What this task involves
Lines that hold the string "webinars" are to be counted; give only their number.

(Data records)
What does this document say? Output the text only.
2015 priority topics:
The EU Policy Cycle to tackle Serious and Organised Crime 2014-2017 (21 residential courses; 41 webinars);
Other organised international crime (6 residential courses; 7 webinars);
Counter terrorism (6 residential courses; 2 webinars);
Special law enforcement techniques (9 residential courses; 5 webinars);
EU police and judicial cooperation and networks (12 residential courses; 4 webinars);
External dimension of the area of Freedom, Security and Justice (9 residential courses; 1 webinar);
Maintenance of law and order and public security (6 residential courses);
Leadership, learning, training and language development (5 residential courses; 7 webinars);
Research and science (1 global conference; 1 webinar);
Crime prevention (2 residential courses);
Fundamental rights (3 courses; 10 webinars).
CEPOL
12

Finished task
7